◆ EXERCISE REQUIREMENTS:
Only lines holding the string "reports" are wanted; copy each one from the material.
— BEGIN —
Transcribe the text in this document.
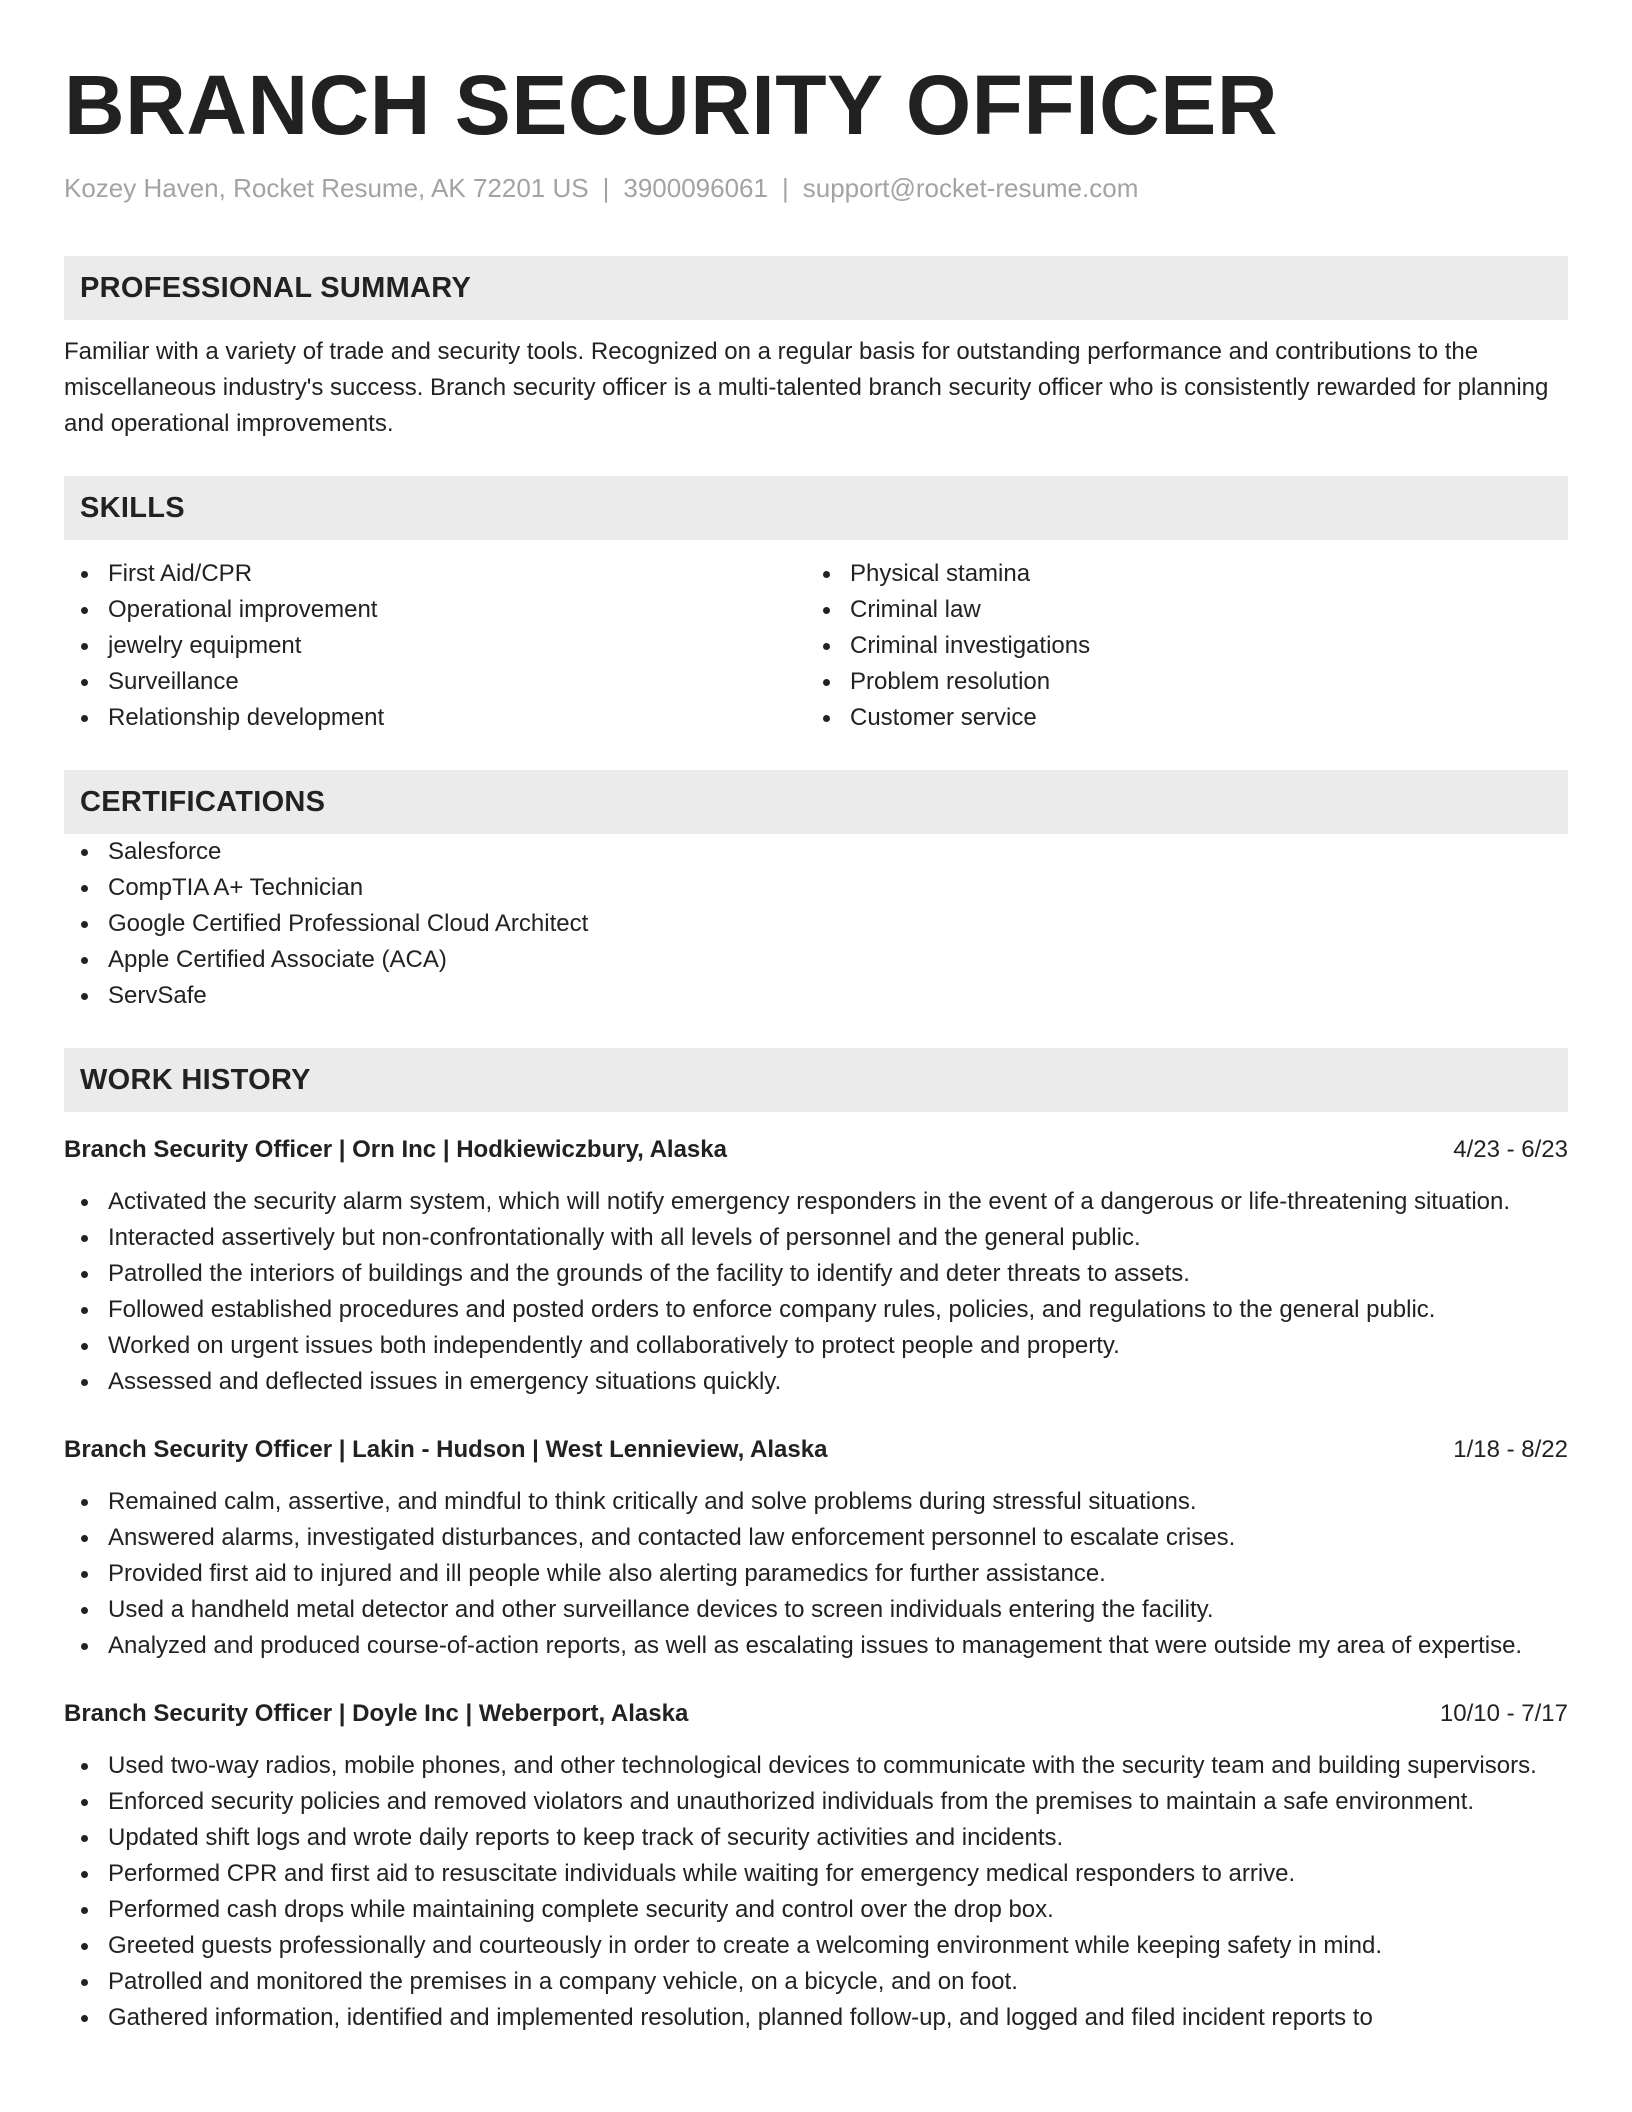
BRANCH SECURITY OFFICER
Kozey Haven, Rocket Resume, AK 72201 US | 3900096061 | support@rocket-resume.com
PROFESSIONAL SUMMARY
Familiar with a variety of trade and security tools. Recognized on a regular basis for outstanding performance and contributions to the miscellaneous industry's success. Branch security officer is a multi-talented branch security officer who is consistently rewarded for planning and operational improvements.
SKILLS
First Aid/CPR
Operational improvement
jewelry equipment
Surveillance
Relationship development
Physical stamina
Criminal law
Criminal investigations
Problem resolution
Customer service
CERTIFICATIONS
Salesforce
CompTIA A+ Technician
Google Certified Professional Cloud Architect
Apple Certified Associate (ACA)
ServSafe
WORK HISTORY
Branch Security Officer | Orn Inc | Hodkiewiczbury, Alaska	4/23 - 6/23
Activated the security alarm system, which will notify emergency responders in the event of a dangerous or life-threatening situation.
Interacted assertively but non-confrontationally with all levels of personnel and the general public.
Patrolled the interiors of buildings and the grounds of the facility to identify and deter threats to assets.
Followed established procedures and posted orders to enforce company rules, policies, and regulations to the general public.
Worked on urgent issues both independently and collaboratively to protect people and property.
Assessed and deflected issues in emergency situations quickly.
Branch Security Officer | Lakin - Hudson | West Lennieview, Alaska	1/18 - 8/22
Remained calm, assertive, and mindful to think critically and solve problems during stressful situations.
Answered alarms, investigated disturbances, and contacted law enforcement personnel to escalate crises.
Provided first aid to injured and ill people while also alerting paramedics for further assistance.
Used a handheld metal detector and other surveillance devices to screen individuals entering the facility.
Analyzed and produced course-of-action reports, as well as escalating issues to management that were outside my area of expertise.
Branch Security Officer | Doyle Inc | Weberport, Alaska	10/10 - 7/17
Used two-way radios, mobile phones, and other technological devices to communicate with the security team and building supervisors.
Enforced security policies and removed violators and unauthorized individuals from the premises to maintain a safe environment.
Updated shift logs and wrote daily reports to keep track of security activities and incidents.
Performed CPR and first aid to resuscitate individuals while waiting for emergency medical responders to arrive.
Performed cash drops while maintaining complete security and control over the drop box.
Greeted guests professionally and courteously in order to create a welcoming environment while keeping safety in mind.
Patrolled and monitored the premises in a company vehicle, on a bicycle, and on foot.
Gathered information, identified and implemented resolution, planned follow-up, and logged and filed incident reports to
— END —
◆ OUTPUT FOR THIS EXERCISE:
Analyzed and produced course-of-action reports, as well as escalating issues to management that were outside my area of expertise.
Updated shift logs and wrote daily reports to keep track of security activities and incidents.
Gathered information, identified and implemented resolution, planned follow-up, and logged and filed incident reports to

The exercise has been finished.